Below are some records. Copy every line in them that holds "this".
--- START OF DATASET ROWS ---
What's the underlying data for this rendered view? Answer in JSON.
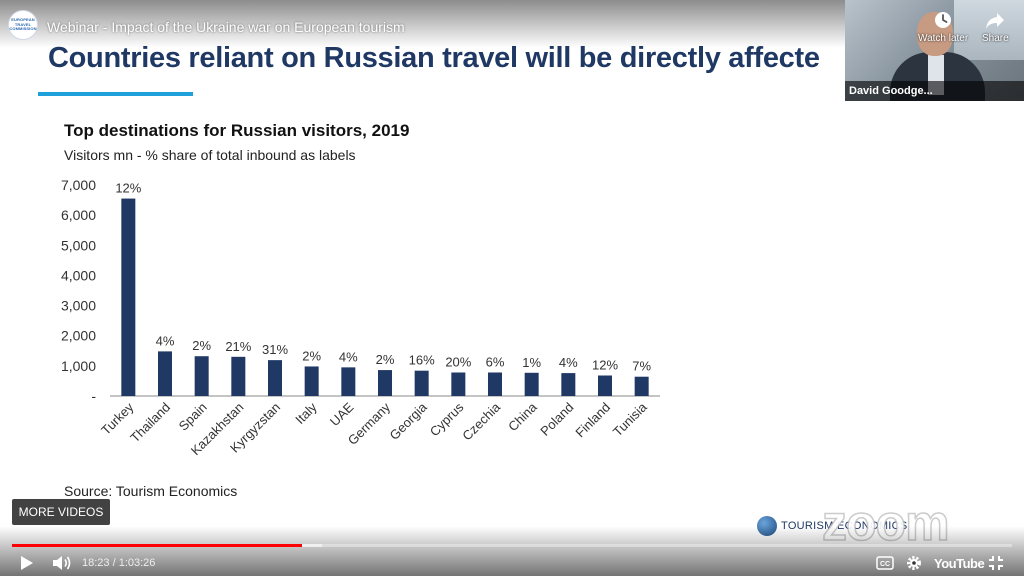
{
  "player": {
    "video_title": "Webinar - Impact of the Ukraine war on European tourism",
    "channel_logo_lines": [
      "EUROPEAN",
      "TRAVEL",
      "COMMISSION"
    ],
    "watch_later_label": "Watch later",
    "share_label": "Share",
    "more_videos_label": "MORE VIDEOS",
    "current_time": "18:23",
    "duration": "1:03:26",
    "played_fraction": 0.29,
    "buffered_fraction": 0.31,
    "youtube_label": "YouTube",
    "cc_label": "CC"
  },
  "webcam": {
    "name": "David Goodge..."
  },
  "slide": {
    "heading": "Countries reliant on Russian travel will be directly affecte",
    "source": "Source: Tourism Economics",
    "brand": "TOURISM ECONOMICS",
    "watermark": "zoom",
    "accent_color": "#1fa0db",
    "heading_color": "#1f3864"
  },
  "chart_data": {
    "type": "bar",
    "title": "Top destinations for Russian visitors, 2019",
    "subtitle": "Visitors mn  - % share of total inbound as labels",
    "categories": [
      "Turkey",
      "Thailand",
      "Spain",
      "Kazakhstan",
      "Kyrgyzstan",
      "Italy",
      "UAE",
      "Germany",
      "Georgia",
      "Cyprus",
      "Czechia",
      "China",
      "Poland",
      "Finland",
      "Tunisia"
    ],
    "values": [
      6550,
      1480,
      1320,
      1300,
      1190,
      980,
      950,
      860,
      840,
      780,
      780,
      770,
      760,
      680,
      640
    ],
    "data_labels": [
      "12%",
      "4%",
      "2%",
      "21%",
      "31%",
      "2%",
      "4%",
      "2%",
      "16%",
      "20%",
      "6%",
      "1%",
      "4%",
      "12%",
      "7%"
    ],
    "yticks": [
      "-",
      "1,000",
      "2,000",
      "3,000",
      "4,000",
      "5,000",
      "6,000",
      "7,000"
    ],
    "ylim": [
      0,
      7000
    ],
    "bar_color": "#1f3864",
    "grid": false,
    "legend": "none"
  }
}
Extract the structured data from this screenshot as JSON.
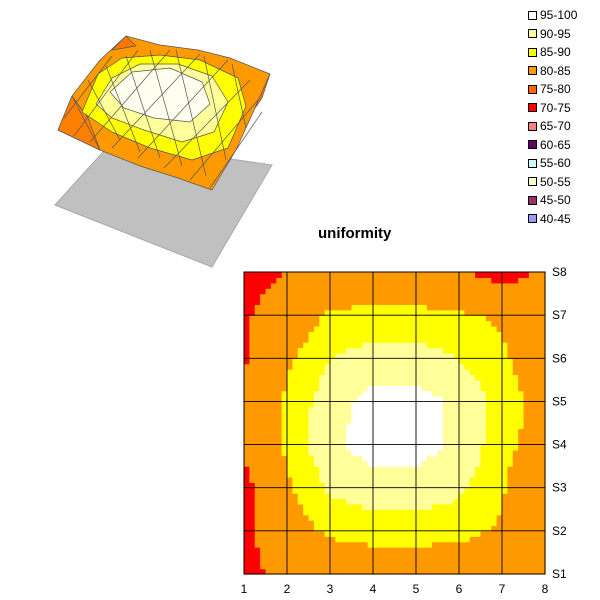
{
  "chart_data": {
    "type": "heatmap",
    "title": "uniformity",
    "x_ticks": [
      "1",
      "2",
      "3",
      "4",
      "5",
      "6",
      "7",
      "8"
    ],
    "y_ticks": [
      "S1",
      "S2",
      "S3",
      "S4",
      "S5",
      "S6",
      "S7",
      "S8"
    ],
    "legend": [
      {
        "label": "95-100",
        "color": "#ffffff"
      },
      {
        "label": "90-95",
        "color": "#ffff99"
      },
      {
        "label": "85-90",
        "color": "#ffff00"
      },
      {
        "label": "80-85",
        "color": "#ff9900"
      },
      {
        "label": "75-80",
        "color": "#ff6600"
      },
      {
        "label": "70-75",
        "color": "#ff0000"
      },
      {
        "label": "65-70",
        "color": "#ff8080"
      },
      {
        "label": "60-65",
        "color": "#660066"
      },
      {
        "label": "55-60",
        "color": "#ccffff"
      },
      {
        "label": "50-55",
        "color": "#ffffcc"
      },
      {
        "label": "45-50",
        "color": "#993366"
      },
      {
        "label": "40-45",
        "color": "#9999ff"
      }
    ],
    "series_rows": [
      "S1",
      "S2",
      "S3",
      "S4",
      "S5",
      "S6",
      "S7",
      "S8"
    ],
    "values": [
      [
        72,
        78,
        80,
        81,
        81,
        80,
        79,
        76
      ],
      [
        73,
        82,
        86,
        87,
        87,
        87,
        84,
        80
      ],
      [
        72,
        84,
        91,
        93,
        93,
        91,
        86,
        74
      ],
      [
        77,
        86,
        94,
        97,
        97,
        94,
        87,
        82
      ],
      [
        79,
        86,
        93,
        97,
        97,
        94,
        88,
        82
      ],
      [
        74,
        84,
        90,
        92,
        92,
        90,
        86,
        80
      ],
      [
        74,
        80,
        86,
        87,
        87,
        86,
        84,
        79
      ],
      [
        72,
        75,
        78,
        79,
        78,
        76,
        72,
        76
      ]
    ],
    "grid": true,
    "legend_position": "top-right"
  }
}
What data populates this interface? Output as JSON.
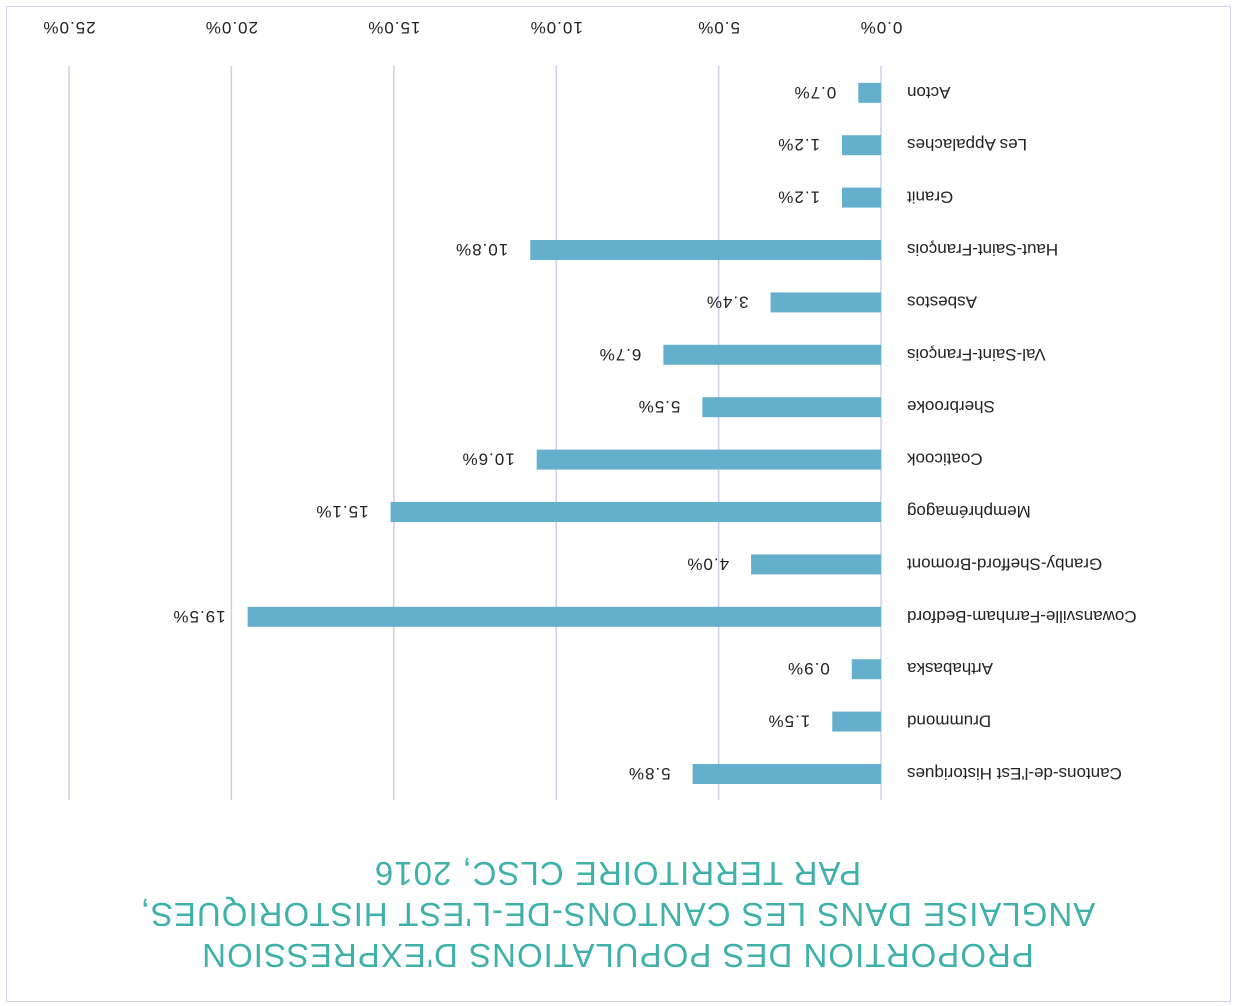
{
  "title_lines": [
    "PROPORTION DES POPULATIONS D'EXPRESSION",
    "ANGLAISE DANS LES CANTONS-DE-L'EST HISTORIQUES,",
    "PAR TERRITOIRE CLSC, 2016"
  ],
  "chart_data": {
    "type": "bar",
    "orientation": "horizontal",
    "categories": [
      "Cantons-de-l'Est Historiques",
      "Drummond",
      "Arthabaska",
      "Cowansville-Farnham-Bedford",
      "Granby-Shefford-Bromont",
      "Memphrémagog",
      "Coaticook",
      "Sherbrooke",
      "Val-Saint-François",
      "Asbestos",
      "Haut-Saint-François",
      "Granit",
      "Les Appalaches",
      "Acton"
    ],
    "values": [
      5.8,
      1.5,
      0.9,
      19.5,
      4.0,
      15.1,
      10.6,
      5.5,
      6.7,
      3.4,
      10.8,
      1.2,
      1.2,
      0.7
    ],
    "value_labels": [
      "5.8%",
      "1.5%",
      "0.9%",
      "19.5%",
      "4.0%",
      "15.1%",
      "10.6%",
      "5.5%",
      "6.7%",
      "3.4%",
      "10.8%",
      "1.2%",
      "1.2%",
      "0.7%"
    ],
    "xlim": [
      0,
      25
    ],
    "x_ticks": [
      0,
      5,
      10,
      15,
      20,
      25
    ],
    "x_tick_labels": [
      "0.0%",
      "5.0%",
      "10.0%",
      "15.0%",
      "20.0%",
      "25.0%"
    ],
    "grid": true,
    "bar_color": "#64b0cc",
    "grid_color": "#cdcfe8",
    "title_color": "#3fb1a9",
    "orientation_note": "image is rotated 180 degrees"
  }
}
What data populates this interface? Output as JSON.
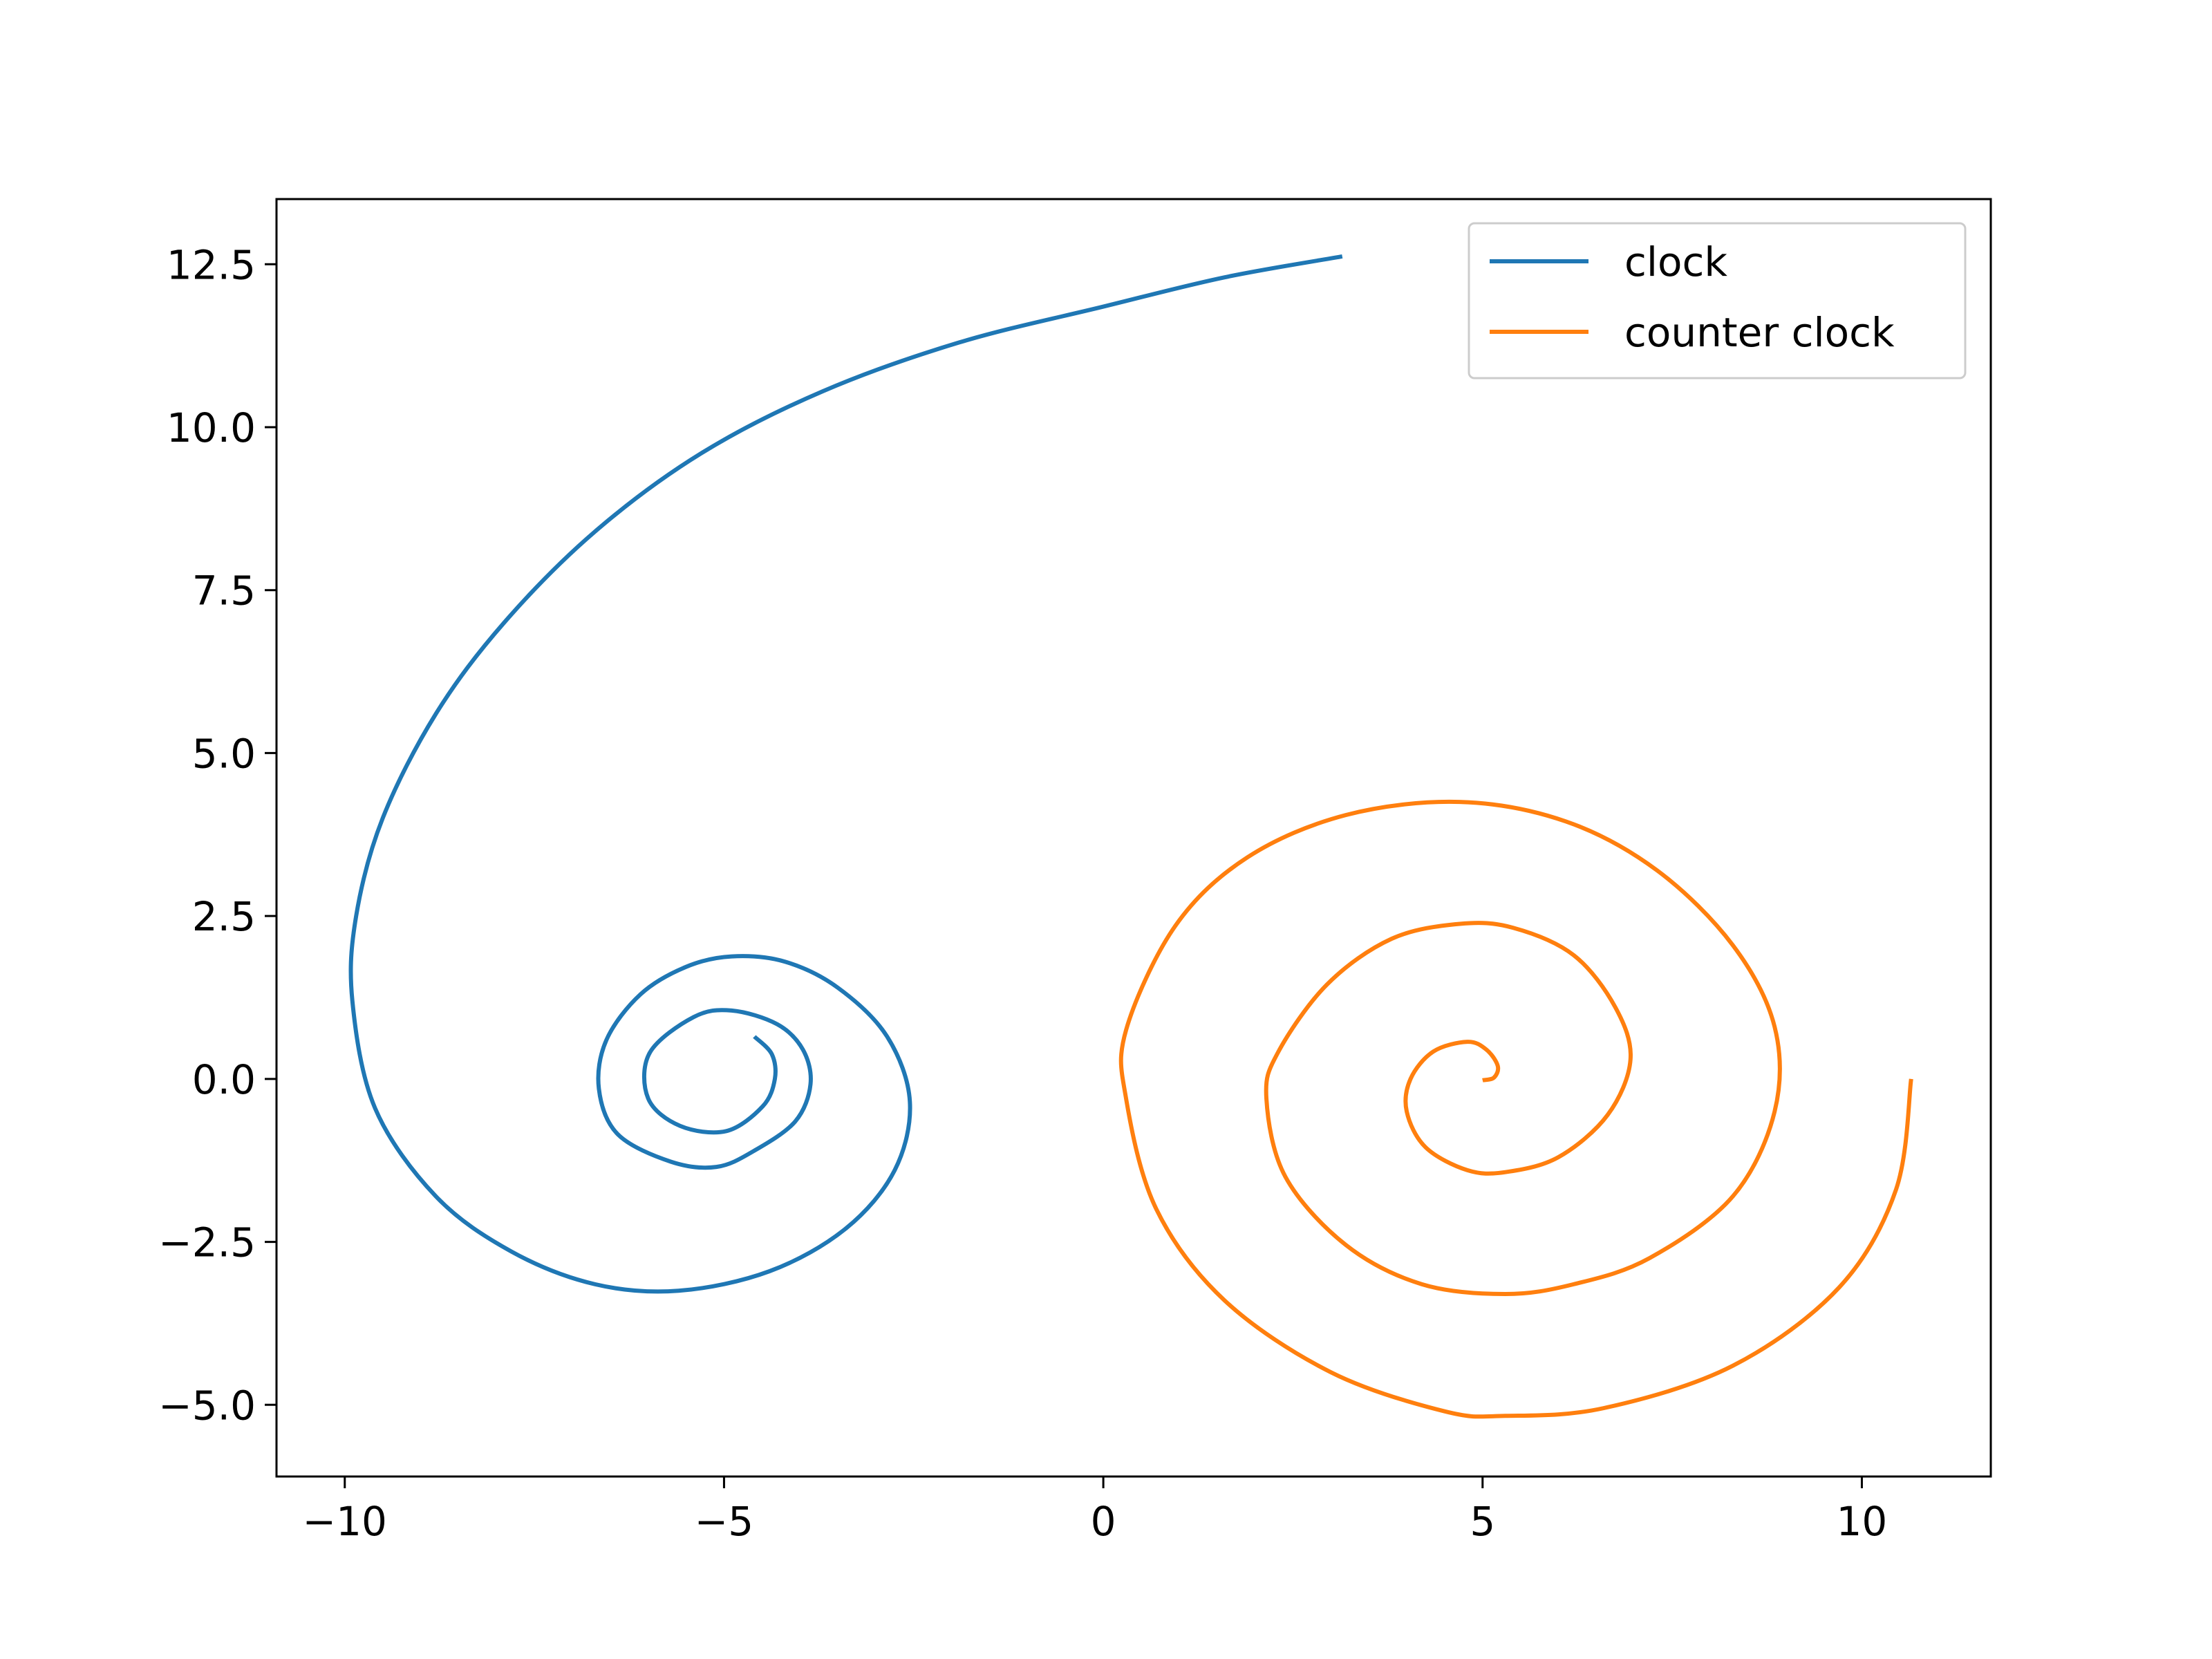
{
  "chart_data": {
    "type": "line",
    "title": "",
    "xlabel": "",
    "ylabel": "",
    "xlim": [
      -10.9,
      11.7
    ],
    "ylim": [
      -6.1,
      13.5
    ],
    "x_ticks": [
      -10,
      -5,
      0,
      5,
      10
    ],
    "x_tick_labels": [
      "−10",
      "−5",
      "0",
      "5",
      "10"
    ],
    "y_ticks": [
      -5.0,
      -2.5,
      0.0,
      2.5,
      5.0,
      7.5,
      10.0,
      12.5
    ],
    "y_tick_labels": [
      "−5.0",
      "−2.5",
      "0.0",
      "2.5",
      "5.0",
      "7.5",
      "10.0",
      "12.5"
    ],
    "grid": false,
    "legend_position": "top-right",
    "series": [
      {
        "name": "clock",
        "color": "#1f77b4",
        "points": [
          [
            -4.6,
            0.65
          ],
          [
            -4.37,
            0.38
          ],
          [
            -4.33,
            0.0
          ],
          [
            -4.49,
            -0.42
          ],
          [
            -4.97,
            -0.8
          ],
          [
            -5.58,
            -0.72
          ],
          [
            -6.0,
            -0.3
          ],
          [
            -5.98,
            0.4
          ],
          [
            -5.4,
            0.95
          ],
          [
            -4.9,
            1.05
          ],
          [
            -4.3,
            0.84
          ],
          [
            -3.96,
            0.45
          ],
          [
            -3.86,
            -0.08
          ],
          [
            -4.06,
            -0.65
          ],
          [
            -4.6,
            -1.1
          ],
          [
            -5.1,
            -1.35
          ],
          [
            -5.7,
            -1.27
          ],
          [
            -6.4,
            -0.85
          ],
          [
            -6.65,
            -0.15
          ],
          [
            -6.55,
            0.6
          ],
          [
            -6.1,
            1.3
          ],
          [
            -5.5,
            1.72
          ],
          [
            -4.9,
            1.88
          ],
          [
            -4.2,
            1.8
          ],
          [
            -3.5,
            1.4
          ],
          [
            -2.85,
            0.65
          ],
          [
            -2.55,
            -0.35
          ],
          [
            -2.75,
            -1.4
          ],
          [
            -3.4,
            -2.3
          ],
          [
            -4.4,
            -2.95
          ],
          [
            -5.6,
            -3.25
          ],
          [
            -6.7,
            -3.15
          ],
          [
            -7.8,
            -2.65
          ],
          [
            -8.8,
            -1.8
          ],
          [
            -9.6,
            -0.45
          ],
          [
            -9.9,
            1.2
          ],
          [
            -9.85,
            2.5
          ],
          [
            -9.5,
            4.0
          ],
          [
            -8.8,
            5.6
          ],
          [
            -7.9,
            7.0
          ],
          [
            -6.7,
            8.4
          ],
          [
            -5.3,
            9.6
          ],
          [
            -3.7,
            10.55
          ],
          [
            -1.9,
            11.3
          ],
          [
            0.0,
            11.85
          ],
          [
            1.6,
            12.3
          ],
          [
            3.15,
            12.62
          ]
        ]
      },
      {
        "name": "counter clock",
        "color": "#ff7f0e",
        "points": [
          [
            5.0,
            -0.02
          ],
          [
            5.15,
            0.02
          ],
          [
            5.2,
            0.2
          ],
          [
            5.05,
            0.45
          ],
          [
            4.8,
            0.57
          ],
          [
            4.35,
            0.42
          ],
          [
            4.05,
            0.0
          ],
          [
            4.0,
            -0.5
          ],
          [
            4.25,
            -1.05
          ],
          [
            4.8,
            -1.4
          ],
          [
            5.3,
            -1.43
          ],
          [
            6.0,
            -1.2
          ],
          [
            6.65,
            -0.55
          ],
          [
            6.95,
            0.3
          ],
          [
            6.75,
            1.1
          ],
          [
            6.2,
            1.9
          ],
          [
            5.4,
            2.32
          ],
          [
            4.7,
            2.38
          ],
          [
            3.8,
            2.15
          ],
          [
            2.95,
            1.45
          ],
          [
            2.3,
            0.4
          ],
          [
            2.15,
            -0.3
          ],
          [
            2.4,
            -1.5
          ],
          [
            3.2,
            -2.55
          ],
          [
            4.2,
            -3.15
          ],
          [
            5.3,
            -3.3
          ],
          [
            6.2,
            -3.15
          ],
          [
            7.2,
            -2.75
          ],
          [
            8.3,
            -1.8
          ],
          [
            8.85,
            -0.5
          ],
          [
            8.85,
            0.8
          ],
          [
            8.3,
            2.05
          ],
          [
            7.3,
            3.2
          ],
          [
            6.1,
            3.95
          ],
          [
            4.7,
            4.25
          ],
          [
            3.2,
            4.05
          ],
          [
            1.9,
            3.4
          ],
          [
            0.95,
            2.35
          ],
          [
            0.3,
            0.75
          ],
          [
            0.3,
            -0.3
          ],
          [
            0.7,
            -2.0
          ],
          [
            1.6,
            -3.4
          ],
          [
            3.0,
            -4.5
          ],
          [
            4.5,
            -5.1
          ],
          [
            5.3,
            -5.17
          ],
          [
            6.6,
            -5.05
          ],
          [
            8.3,
            -4.4
          ],
          [
            9.7,
            -3.2
          ],
          [
            10.45,
            -1.7
          ],
          [
            10.65,
            0.0
          ]
        ]
      }
    ]
  }
}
--- END OF DATASET ROWS ---
ANSWER IN FULL:
What's the underlying data for this rendered view? Answer in JSON.
Extract the structured data from this screenshot as JSON.
What data populates this interface? Output as JSON.
What data populates this interface? Output as JSON.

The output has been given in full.